Source records
====

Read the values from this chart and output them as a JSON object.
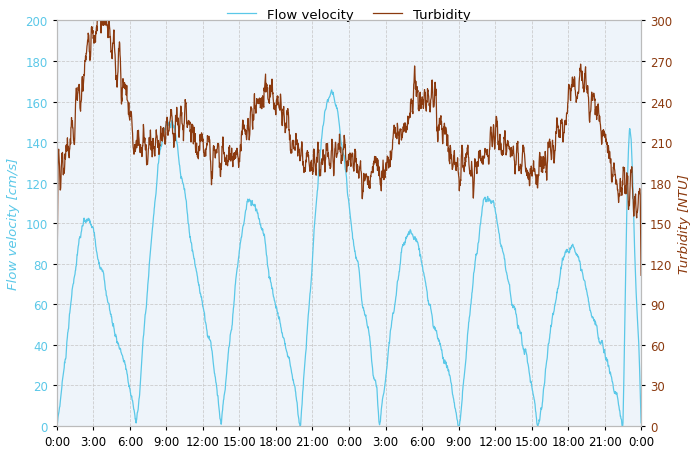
{
  "legend_flow": "Flow velocity",
  "legend_turbidity": "Turbidity",
  "ylabel_left": "Flow velocity [cm/s]",
  "ylabel_right": "Turbidity [NTU]",
  "flow_color": "#5BC8E8",
  "turbidity_color": "#8B3A0F",
  "ylim_left": [
    0,
    200
  ],
  "ylim_right": [
    0,
    300
  ],
  "yticks_left": [
    0,
    20,
    40,
    60,
    80,
    100,
    120,
    140,
    160,
    180,
    200
  ],
  "yticks_right": [
    0,
    30,
    60,
    90,
    120,
    150,
    180,
    210,
    240,
    270,
    300
  ],
  "background_color": "#FFFFFF",
  "grid_color": "#C8C8C8",
  "x_tick_labels": [
    "0:00",
    "3:00",
    "6:00",
    "9:00",
    "12:00",
    "15:00",
    "18:00",
    "21:00",
    "0:00",
    "3:00",
    "6:00",
    "9:00",
    "12:00",
    "15:00",
    "18:00",
    "21:00",
    "0:00"
  ],
  "n_points": 2000,
  "figsize": [
    6.98,
    4.56
  ],
  "dpi": 100
}
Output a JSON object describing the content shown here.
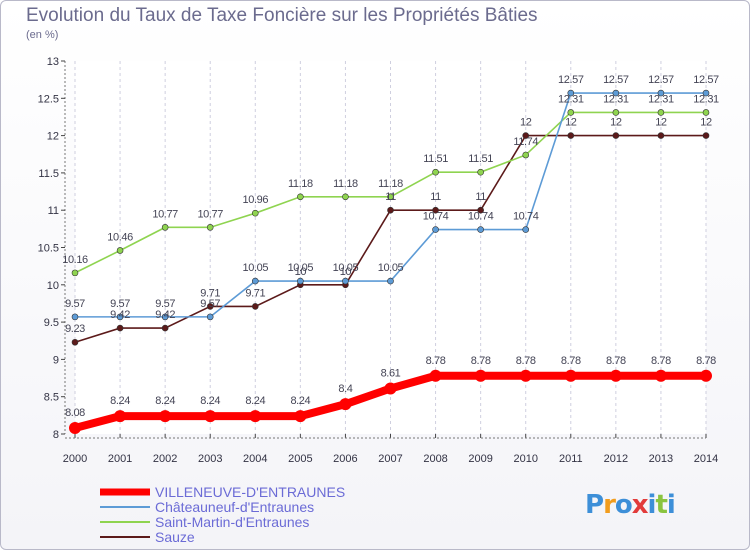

====

-- WHAT NEEDS TO BE DONE --
The records above are to be reproduced exactly; the pictures are to be left out.

-- EXERCISE RESPONSE --
Read the values from this chart and output them as a JSON object.
{
  "legend_flow": "Flow velocity",
  "legend_turbidity": "Turbidity",
  "ylabel_left": "Flow velocity [cm/s]",
  "ylabel_right": "Turbidity [NTU]",
  "flow_color": "#5BC8E8",
  "turbidity_color": "#8B3A0F",
  "ylim_left": [
    0,
    200
  ],
  "ylim_right": [
    0,
    300
  ],
  "yticks_left": [
    0,
    20,
    40,
    60,
    80,
    100,
    120,
    140,
    160,
    180,
    200
  ],
  "yticks_right": [
    0,
    30,
    60,
    90,
    120,
    150,
    180,
    210,
    240,
    270,
    300
  ],
  "background_color": "#FFFFFF",
  "grid_color": "#C8C8C8",
  "x_tick_labels": [
    "0:00",
    "3:00",
    "6:00",
    "9:00",
    "12:00",
    "15:00",
    "18:00",
    "21:00",
    "0:00",
    "3:00",
    "6:00",
    "9:00",
    "12:00",
    "15:00",
    "18:00",
    "21:00",
    "0:00"
  ],
  "n_points": 2000,
  "figsize": [
    6.98,
    4.56
  ],
  "dpi": 100
}
Output a JSON object describing the content shown here.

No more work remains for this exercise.